» WRITTEN INSTRUCTION: Strip the pictures and reproduce the rest of the listing exactly.

[Lines of data]
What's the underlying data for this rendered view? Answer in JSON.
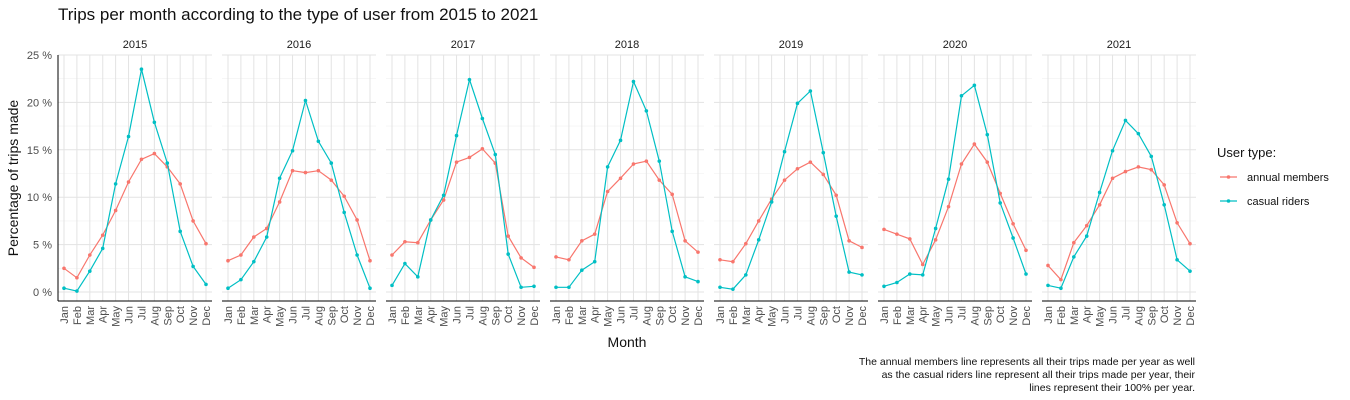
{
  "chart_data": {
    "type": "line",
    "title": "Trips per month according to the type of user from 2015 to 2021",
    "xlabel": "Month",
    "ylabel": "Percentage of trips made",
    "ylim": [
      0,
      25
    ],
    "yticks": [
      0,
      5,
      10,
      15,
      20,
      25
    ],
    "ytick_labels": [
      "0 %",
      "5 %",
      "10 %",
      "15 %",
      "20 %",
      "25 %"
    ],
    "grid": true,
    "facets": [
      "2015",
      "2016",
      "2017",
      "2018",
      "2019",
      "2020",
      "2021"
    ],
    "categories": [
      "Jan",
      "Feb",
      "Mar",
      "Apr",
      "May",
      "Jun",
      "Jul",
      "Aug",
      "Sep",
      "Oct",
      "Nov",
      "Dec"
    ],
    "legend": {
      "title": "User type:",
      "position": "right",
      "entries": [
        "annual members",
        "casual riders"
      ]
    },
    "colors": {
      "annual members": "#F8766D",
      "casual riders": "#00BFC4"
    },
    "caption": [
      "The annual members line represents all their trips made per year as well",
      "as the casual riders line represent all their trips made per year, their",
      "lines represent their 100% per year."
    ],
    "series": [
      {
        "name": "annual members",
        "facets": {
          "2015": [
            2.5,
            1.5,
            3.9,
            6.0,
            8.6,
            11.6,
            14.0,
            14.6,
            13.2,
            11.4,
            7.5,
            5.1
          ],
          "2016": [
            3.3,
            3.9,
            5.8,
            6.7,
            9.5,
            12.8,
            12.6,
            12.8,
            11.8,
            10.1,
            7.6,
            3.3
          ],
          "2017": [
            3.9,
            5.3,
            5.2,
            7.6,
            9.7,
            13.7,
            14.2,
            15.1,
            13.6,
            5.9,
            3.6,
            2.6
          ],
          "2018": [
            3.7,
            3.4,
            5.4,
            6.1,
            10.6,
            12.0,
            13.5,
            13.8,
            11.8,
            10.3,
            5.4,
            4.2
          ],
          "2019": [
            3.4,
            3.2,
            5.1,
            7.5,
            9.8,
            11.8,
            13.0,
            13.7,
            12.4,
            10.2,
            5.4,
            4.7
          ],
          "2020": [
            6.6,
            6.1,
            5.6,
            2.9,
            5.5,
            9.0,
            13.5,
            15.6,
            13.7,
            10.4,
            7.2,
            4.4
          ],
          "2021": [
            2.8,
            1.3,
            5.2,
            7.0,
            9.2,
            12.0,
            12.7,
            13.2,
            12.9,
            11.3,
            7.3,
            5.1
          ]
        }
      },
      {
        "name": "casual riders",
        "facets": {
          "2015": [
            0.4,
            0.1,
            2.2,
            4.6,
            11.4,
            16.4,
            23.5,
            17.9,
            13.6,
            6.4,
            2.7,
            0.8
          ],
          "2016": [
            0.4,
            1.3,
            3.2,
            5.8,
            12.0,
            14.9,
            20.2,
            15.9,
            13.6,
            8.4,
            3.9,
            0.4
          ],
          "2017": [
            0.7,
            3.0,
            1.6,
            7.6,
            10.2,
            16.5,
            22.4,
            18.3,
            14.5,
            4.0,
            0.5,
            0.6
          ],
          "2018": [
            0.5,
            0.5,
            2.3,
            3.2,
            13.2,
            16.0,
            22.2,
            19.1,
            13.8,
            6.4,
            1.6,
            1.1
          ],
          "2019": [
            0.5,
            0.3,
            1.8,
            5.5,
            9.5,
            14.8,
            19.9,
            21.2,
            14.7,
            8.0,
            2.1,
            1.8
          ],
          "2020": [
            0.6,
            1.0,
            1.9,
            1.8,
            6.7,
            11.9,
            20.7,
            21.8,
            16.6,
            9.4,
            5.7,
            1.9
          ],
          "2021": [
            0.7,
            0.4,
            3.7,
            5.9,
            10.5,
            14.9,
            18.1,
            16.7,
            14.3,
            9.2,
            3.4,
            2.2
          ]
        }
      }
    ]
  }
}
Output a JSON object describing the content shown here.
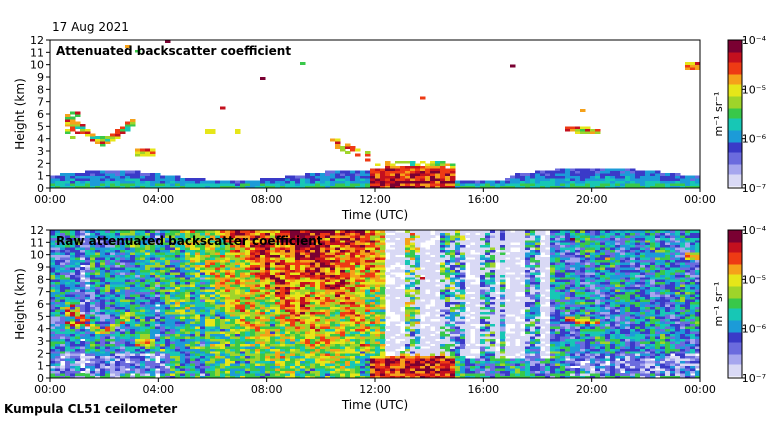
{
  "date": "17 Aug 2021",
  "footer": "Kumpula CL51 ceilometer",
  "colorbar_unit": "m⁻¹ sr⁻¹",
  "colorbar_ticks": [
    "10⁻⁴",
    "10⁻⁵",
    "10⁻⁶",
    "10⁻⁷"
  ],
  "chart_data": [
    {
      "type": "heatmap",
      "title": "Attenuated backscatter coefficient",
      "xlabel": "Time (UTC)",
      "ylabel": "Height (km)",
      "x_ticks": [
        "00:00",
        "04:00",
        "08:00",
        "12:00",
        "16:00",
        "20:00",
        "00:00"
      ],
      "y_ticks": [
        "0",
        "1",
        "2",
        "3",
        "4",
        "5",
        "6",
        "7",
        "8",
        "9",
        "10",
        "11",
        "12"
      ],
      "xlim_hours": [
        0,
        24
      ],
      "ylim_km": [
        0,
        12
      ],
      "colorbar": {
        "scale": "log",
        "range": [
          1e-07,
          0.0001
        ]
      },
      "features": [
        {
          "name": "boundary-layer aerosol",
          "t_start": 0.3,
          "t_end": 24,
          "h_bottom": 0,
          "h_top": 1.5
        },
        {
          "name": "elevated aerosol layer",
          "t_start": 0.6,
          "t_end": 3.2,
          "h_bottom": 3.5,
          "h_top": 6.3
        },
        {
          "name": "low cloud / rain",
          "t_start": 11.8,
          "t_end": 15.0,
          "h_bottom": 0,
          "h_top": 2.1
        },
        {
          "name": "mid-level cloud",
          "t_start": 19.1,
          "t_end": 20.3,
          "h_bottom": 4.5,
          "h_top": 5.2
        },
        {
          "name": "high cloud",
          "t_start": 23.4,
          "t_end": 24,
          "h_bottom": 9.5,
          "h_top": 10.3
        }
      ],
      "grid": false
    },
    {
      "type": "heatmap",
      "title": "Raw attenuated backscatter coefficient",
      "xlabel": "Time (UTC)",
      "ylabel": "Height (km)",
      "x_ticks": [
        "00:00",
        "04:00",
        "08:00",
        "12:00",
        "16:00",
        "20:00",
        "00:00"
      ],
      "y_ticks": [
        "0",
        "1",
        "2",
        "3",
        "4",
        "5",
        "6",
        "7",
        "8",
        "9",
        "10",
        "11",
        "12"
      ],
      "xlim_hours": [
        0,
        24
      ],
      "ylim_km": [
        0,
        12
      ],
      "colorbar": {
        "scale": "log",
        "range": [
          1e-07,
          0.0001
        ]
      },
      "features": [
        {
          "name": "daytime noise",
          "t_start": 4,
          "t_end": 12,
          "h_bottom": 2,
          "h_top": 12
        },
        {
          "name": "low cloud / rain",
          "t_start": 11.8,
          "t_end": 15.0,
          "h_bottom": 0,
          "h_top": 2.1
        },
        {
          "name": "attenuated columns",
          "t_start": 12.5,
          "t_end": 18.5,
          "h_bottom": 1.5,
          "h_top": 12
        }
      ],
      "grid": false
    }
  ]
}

» THE SOLUTION:
What's the underlying data for this rendered view? Answer in JSON.
{
  "chart_data": {
    "type": "line",
    "title": "Trips per month according to the type of user from 2015 to 2021",
    "xlabel": "Month",
    "ylabel": "Percentage of trips made",
    "ylim": [
      0,
      25
    ],
    "yticks": [
      0,
      5,
      10,
      15,
      20,
      25
    ],
    "ytick_labels": [
      "0 %",
      "5 %",
      "10 %",
      "15 %",
      "20 %",
      "25 %"
    ],
    "grid": true,
    "facets": [
      "2015",
      "2016",
      "2017",
      "2018",
      "2019",
      "2020",
      "2021"
    ],
    "categories": [
      "Jan",
      "Feb",
      "Mar",
      "Apr",
      "May",
      "Jun",
      "Jul",
      "Aug",
      "Sep",
      "Oct",
      "Nov",
      "Dec"
    ],
    "legend": {
      "title": "User type:",
      "position": "right",
      "entries": [
        "annual members",
        "casual riders"
      ]
    },
    "colors": {
      "annual members": "#F8766D",
      "casual riders": "#00BFC4"
    },
    "caption": [
      "The annual members line represents all their trips made per year as well",
      "as the casual riders line represent all their trips made per year, their",
      "lines represent their 100% per year."
    ],
    "series": [
      {
        "name": "annual members",
        "facets": {
          "2015": [
            2.5,
            1.5,
            3.9,
            6.0,
            8.6,
            11.6,
            14.0,
            14.6,
            13.2,
            11.4,
            7.5,
            5.1
          ],
          "2016": [
            3.3,
            3.9,
            5.8,
            6.7,
            9.5,
            12.8,
            12.6,
            12.8,
            11.8,
            10.1,
            7.6,
            3.3
          ],
          "2017": [
            3.9,
            5.3,
            5.2,
            7.6,
            9.7,
            13.7,
            14.2,
            15.1,
            13.6,
            5.9,
            3.6,
            2.6
          ],
          "2018": [
            3.7,
            3.4,
            5.4,
            6.1,
            10.6,
            12.0,
            13.5,
            13.8,
            11.8,
            10.3,
            5.4,
            4.2
          ],
          "2019": [
            3.4,
            3.2,
            5.1,
            7.5,
            9.8,
            11.8,
            13.0,
            13.7,
            12.4,
            10.2,
            5.4,
            4.7
          ],
          "2020": [
            6.6,
            6.1,
            5.6,
            2.9,
            5.5,
            9.0,
            13.5,
            15.6,
            13.7,
            10.4,
            7.2,
            4.4
          ],
          "2021": [
            2.8,
            1.3,
            5.2,
            7.0,
            9.2,
            12.0,
            12.7,
            13.2,
            12.9,
            11.3,
            7.3,
            5.1
          ]
        }
      },
      {
        "name": "casual riders",
        "facets": {
          "2015": [
            0.4,
            0.1,
            2.2,
            4.6,
            11.4,
            16.4,
            23.5,
            17.9,
            13.6,
            6.4,
            2.7,
            0.8
          ],
          "2016": [
            0.4,
            1.3,
            3.2,
            5.8,
            12.0,
            14.9,
            20.2,
            15.9,
            13.6,
            8.4,
            3.9,
            0.4
          ],
          "2017": [
            0.7,
            3.0,
            1.6,
            7.6,
            10.2,
            16.5,
            22.4,
            18.3,
            14.5,
            4.0,
            0.5,
            0.6
          ],
          "2018": [
            0.5,
            0.5,
            2.3,
            3.2,
            13.2,
            16.0,
            22.2,
            19.1,
            13.8,
            6.4,
            1.6,
            1.1
          ],
          "2019": [
            0.5,
            0.3,
            1.8,
            5.5,
            9.5,
            14.8,
            19.9,
            21.2,
            14.7,
            8.0,
            2.1,
            1.8
          ],
          "2020": [
            0.6,
            1.0,
            1.9,
            1.8,
            6.7,
            11.9,
            20.7,
            21.8,
            16.6,
            9.4,
            5.7,
            1.9
          ],
          "2021": [
            0.7,
            0.4,
            3.7,
            5.9,
            10.5,
            14.9,
            18.1,
            16.7,
            14.3,
            9.2,
            3.4,
            2.2
          ]
        }
      }
    ]
  }
}
Output a JSON object describing the content shown here.
{
  "date": "17 Aug 2021",
  "footer": "Kumpula CL51 ceilometer",
  "colorbar_unit": "m⁻¹ sr⁻¹",
  "colorbar_ticks": [
    "10⁻⁴",
    "10⁻⁵",
    "10⁻⁶",
    "10⁻⁷"
  ],
  "chart_data": [
    {
      "type": "heatmap",
      "title": "Attenuated backscatter coefficient",
      "xlabel": "Time (UTC)",
      "ylabel": "Height (km)",
      "x_ticks": [
        "00:00",
        "04:00",
        "08:00",
        "12:00",
        "16:00",
        "20:00",
        "00:00"
      ],
      "y_ticks": [
        "0",
        "1",
        "2",
        "3",
        "4",
        "5",
        "6",
        "7",
        "8",
        "9",
        "10",
        "11",
        "12"
      ],
      "xlim_hours": [
        0,
        24
      ],
      "ylim_km": [
        0,
        12
      ],
      "colorbar": {
        "scale": "log",
        "range": [
          1e-07,
          0.0001
        ]
      },
      "features": [
        {
          "name": "boundary-layer aerosol",
          "t_start": 0.3,
          "t_end": 24,
          "h_bottom": 0,
          "h_top": 1.5
        },
        {
          "name": "elevated aerosol layer",
          "t_start": 0.6,
          "t_end": 3.2,
          "h_bottom": 3.5,
          "h_top": 6.3
        },
        {
          "name": "low cloud / rain",
          "t_start": 11.8,
          "t_end": 15.0,
          "h_bottom": 0,
          "h_top": 2.1
        },
        {
          "name": "mid-level cloud",
          "t_start": 19.1,
          "t_end": 20.3,
          "h_bottom": 4.5,
          "h_top": 5.2
        },
        {
          "name": "high cloud",
          "t_start": 23.4,
          "t_end": 24,
          "h_bottom": 9.5,
          "h_top": 10.3
        }
      ],
      "grid": false
    },
    {
      "type": "heatmap",
      "title": "Raw attenuated backscatter coefficient",
      "xlabel": "Time (UTC)",
      "ylabel": "Height (km)",
      "x_ticks": [
        "00:00",
        "04:00",
        "08:00",
        "12:00",
        "16:00",
        "20:00",
        "00:00"
      ],
      "y_ticks": [
        "0",
        "1",
        "2",
        "3",
        "4",
        "5",
        "6",
        "7",
        "8",
        "9",
        "10",
        "11",
        "12"
      ],
      "xlim_hours": [
        0,
        24
      ],
      "ylim_km": [
        0,
        12
      ],
      "colorbar": {
        "scale": "log",
        "range": [
          1e-07,
          0.0001
        ]
      },
      "features": [
        {
          "name": "daytime noise",
          "t_start": 4,
          "t_end": 12,
          "h_bottom": 2,
          "h_top": 12
        },
        {
          "name": "low cloud / rain",
          "t_start": 11.8,
          "t_end": 15.0,
          "h_bottom": 0,
          "h_top": 2.1
        },
        {
          "name": "attenuated columns",
          "t_start": 12.5,
          "t_end": 18.5,
          "h_bottom": 1.5,
          "h_top": 12
        }
      ],
      "grid": false
    }
  ]
}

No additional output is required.